**Extracted data entries:**

============

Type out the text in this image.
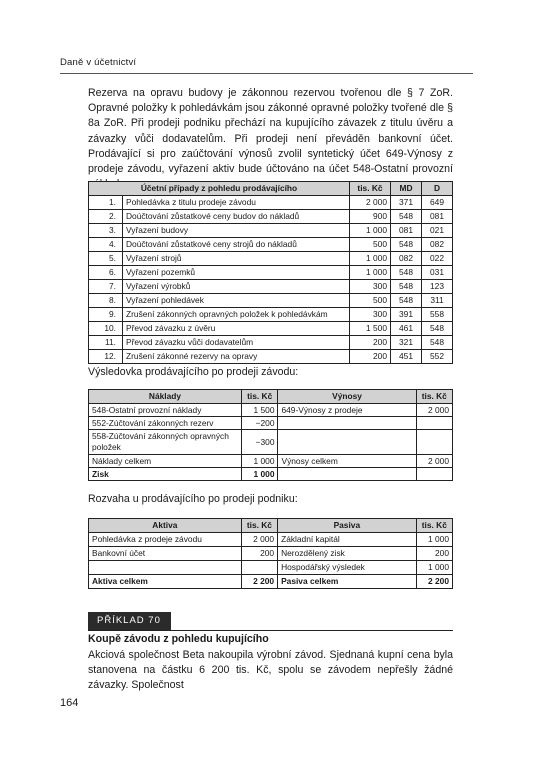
Daně v účetnictví

Rezerva na opravu budovy je zákonnou rezervou tvořenou dle § 7 ZoR. Opravné položky k pohledávkám jsou zákonné opravné položky tvořené dle § 8a ZoR. Při prodeji podniku přechází na kupujícího závazek z titulu úvěru a závazky vůči dodavatelům. Při prodeji není převáděn bankovní účet. Prodávající si pro zaúčtování výnosů zvolil syntetický účet 649-Výnosy z prodeje závodu, vyřazení aktiv bude účtováno na účet 548-Ostatní provozní

Účetní případy z pohledu prodávajícího		tis. Kč	MD	D
1.	Pohledávka z titulu prodeje závodu	2 000	371	649
2.	Doúčtování zůstatkové ceny budov do nákladů	900	548	081
3.	Vyřazení budovy	1 000	081	021
4.	Doúčtování zůstatkové ceny strojů do nákladů	500	548	082
5.	Vyřazení strojů	1 000	082	022
6.	Vyřazení pozemků	1 000	548	031
7.	Vyřazení výrobků	300	548	123
8.	Vyřazení pohledávek	500	548	311
9.	Zrušení zákonných opravných položek k pohledávkám	300	391	558
10.	Převod závazku z úvěru	1 500	461	548
11.	Převod závazku vůči dodavatelům	200	321	548
12.	Zrušení zákonné rezervy na opravy	200	451	552
Výsledovka prodávajícího po prodeji závodu:
Náklady	tis. Kč	Výnosy	tis. Kč
548-Ostatní provozní náklady	1 500	649-Výnosy z prodeje	2 000
552-Zúčtování zákonných rezerv	−200		
558-Zúčtování zákonných opravných položek	−300		
Náklady celkem	1 000	Výnosy celkem	2 000
Zisk	1 000		
Rozvaha u prodávajícího po prodeji podniku:
Aktiva	tis. Kč	Pasiva	tis. Kč
Pohledávka z prodeje závodu	2 000	Základní kapitál	1 000
Bankovní účet	200	Nerozdělený zisk	200
		Hospodářský výsledek	1 000
Aktiva celkem	2 200	Pasiva celkem	2 200
PŘÍKLAD 70
Koupě závodu z pohledu kupujícího

Akciová společnost Beta nakoupila výrobní závod. Sjednaná kupní cena byla stanovena na částku 6 200 tis. Kč, spolu se závodem nepřešly žádné závazky. Společnost

164
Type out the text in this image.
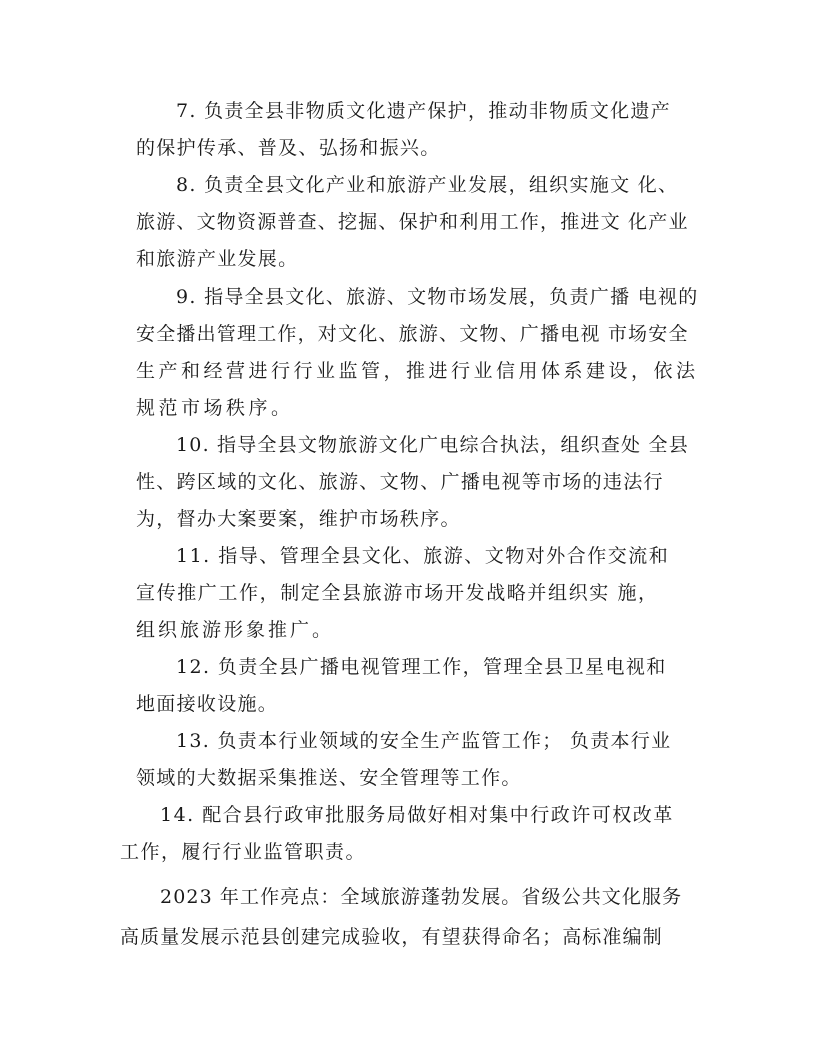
7. 负责全县非物质文化遗产保护，推动非物质文化遗产
的保护传承、普及、弘扬和振兴。
8. 负责全县文化产业和旅游产业发展，组织实施文 化、
旅游、文物资源普查、挖掘、保护和利用工作，推进文 化产业
和旅游产业发展。
9. 指导全县文化、旅游、文物市场发展，负责广播 电视的
安全播出管理工作，对文化、旅游、文物、广播电视 市场安全
生产和经营进行行业监管，推进行业信用体系建设，依法
规范市场秩序。
10. 指导全县文物旅游文化广电综合执法，组织查处 全县
性、跨区域的文化、旅游、文物、广播电视等市场的违法行
为，督办大案要案，维护市场秩序。
11. 指导、管理全县文化、旅游、文物对外合作交流和
宣传推广工作，制定全县旅游市场开发战略并组织实 施，
组织旅游形象推广。
12. 负责全县广播电视管理工作，管理全县卫星电视和
地面接收设施。
13. 负责本行业领域的安全生产监管工作； 负责本行业
领域的大数据采集推送、安全管理等工作。
14. 配合县行政审批服务局做好相对集中行政许可权改革
工作，履行行业监管职责。
2023 年工作亮点：全域旅游蓬勃发展。省级公共文化服务
高质量发展示范县创建完成验收，有望获得命名；高标准编制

============

Quote the full listing above word for word; exclude every picture from the copy.

**Result below:**
Type out the text in this image.
Daně v účetnictví

Rezerva na opravu budovy je zákonnou rezervou tvořenou dle § 7 ZoR. Opravné položky k pohledávkám jsou zákonné opravné položky tvořené dle § 8a ZoR. Při prodeji podniku přechází na kupujícího závazek z titulu úvěru a závazky vůči dodavatelům. Při prodeji není převáděn bankovní účet. Prodávající si pro zaúčtování výnosů zvolil syntetický účet 649-Výnosy z prodeje závodu, vyřazení aktiv bude účtováno na účet 548-Ostatní provozní

Účetní případy z pohledu prodávajícího		tis. Kč	MD	D
1.	Pohledávka z titulu prodeje závodu	2 000	371	649
2.	Doúčtování zůstatkové ceny budov do nákladů	900	548	081
3.	Vyřazení budovy	1 000	081	021
4.	Doúčtování zůstatkové ceny strojů do nákladů	500	548	082
5.	Vyřazení strojů	1 000	082	022
6.	Vyřazení pozemků	1 000	548	031
7.	Vyřazení výrobků	300	548	123
8.	Vyřazení pohledávek	500	548	311
9.	Zrušení zákonných opravných položek k pohledávkám	300	391	558
10.	Převod závazku z úvěru	1 500	461	548
11.	Převod závazku vůči dodavatelům	200	321	548
12.	Zrušení zákonné rezervy na opravy	200	451	552
Výsledovka prodávajícího po prodeji závodu:
Náklady	tis. Kč	Výnosy	tis. Kč
548-Ostatní provozní náklady	1 500	649-Výnosy z prodeje	2 000
552-Zúčtování zákonných rezerv	−200		
558-Zúčtování zákonných opravných položek	−300		
Náklady celkem	1 000	Výnosy celkem	2 000
Zisk	1 000		
Rozvaha u prodávajícího po prodeji podniku:
Aktiva	tis. Kč	Pasiva	tis. Kč
Pohledávka z prodeje závodu	2 000	Základní kapitál	1 000
Bankovní účet	200	Nerozdělený zisk	200
		Hospodářský výsledek	1 000
Aktiva celkem	2 200	Pasiva celkem	2 200
PŘÍKLAD 70
Koupě závodu z pohledu kupujícího

Akciová společnost Beta nakoupila výrobní závod. Sjednaná kupní cena byla stanovena na částku 6 200 tis. Kč, spolu se závodem nepřešly žádné závazky. Společnost

164
Type out the text in this image.
7. 负责全县非物质文化遗产保护，推动非物质文化遗产
的保护传承、普及、弘扬和振兴。
8. 负责全县文化产业和旅游产业发展，组织实施文 化、
旅游、文物资源普查、挖掘、保护和利用工作，推进文 化产业
和旅游产业发展。
9. 指导全县文化、旅游、文物市场发展，负责广播 电视的
安全播出管理工作，对文化、旅游、文物、广播电视 市场安全
生产和经营进行行业监管，推进行业信用体系建设，依法
规范市场秩序。
10. 指导全县文物旅游文化广电综合执法，组织查处 全县
性、跨区域的文化、旅游、文物、广播电视等市场的违法行
为，督办大案要案，维护市场秩序。
11. 指导、管理全县文化、旅游、文物对外合作交流和
宣传推广工作，制定全县旅游市场开发战略并组织实 施，
组织旅游形象推广。
12. 负责全县广播电视管理工作，管理全县卫星电视和
地面接收设施。
13. 负责本行业领域的安全生产监管工作； 负责本行业
领域的大数据采集推送、安全管理等工作。
14. 配合县行政审批服务局做好相对集中行政许可权改革
工作，履行行业监管职责。
2023 年工作亮点：全域旅游蓬勃发展。省级公共文化服务
高质量发展示范县创建完成验收，有望获得命名；高标准编制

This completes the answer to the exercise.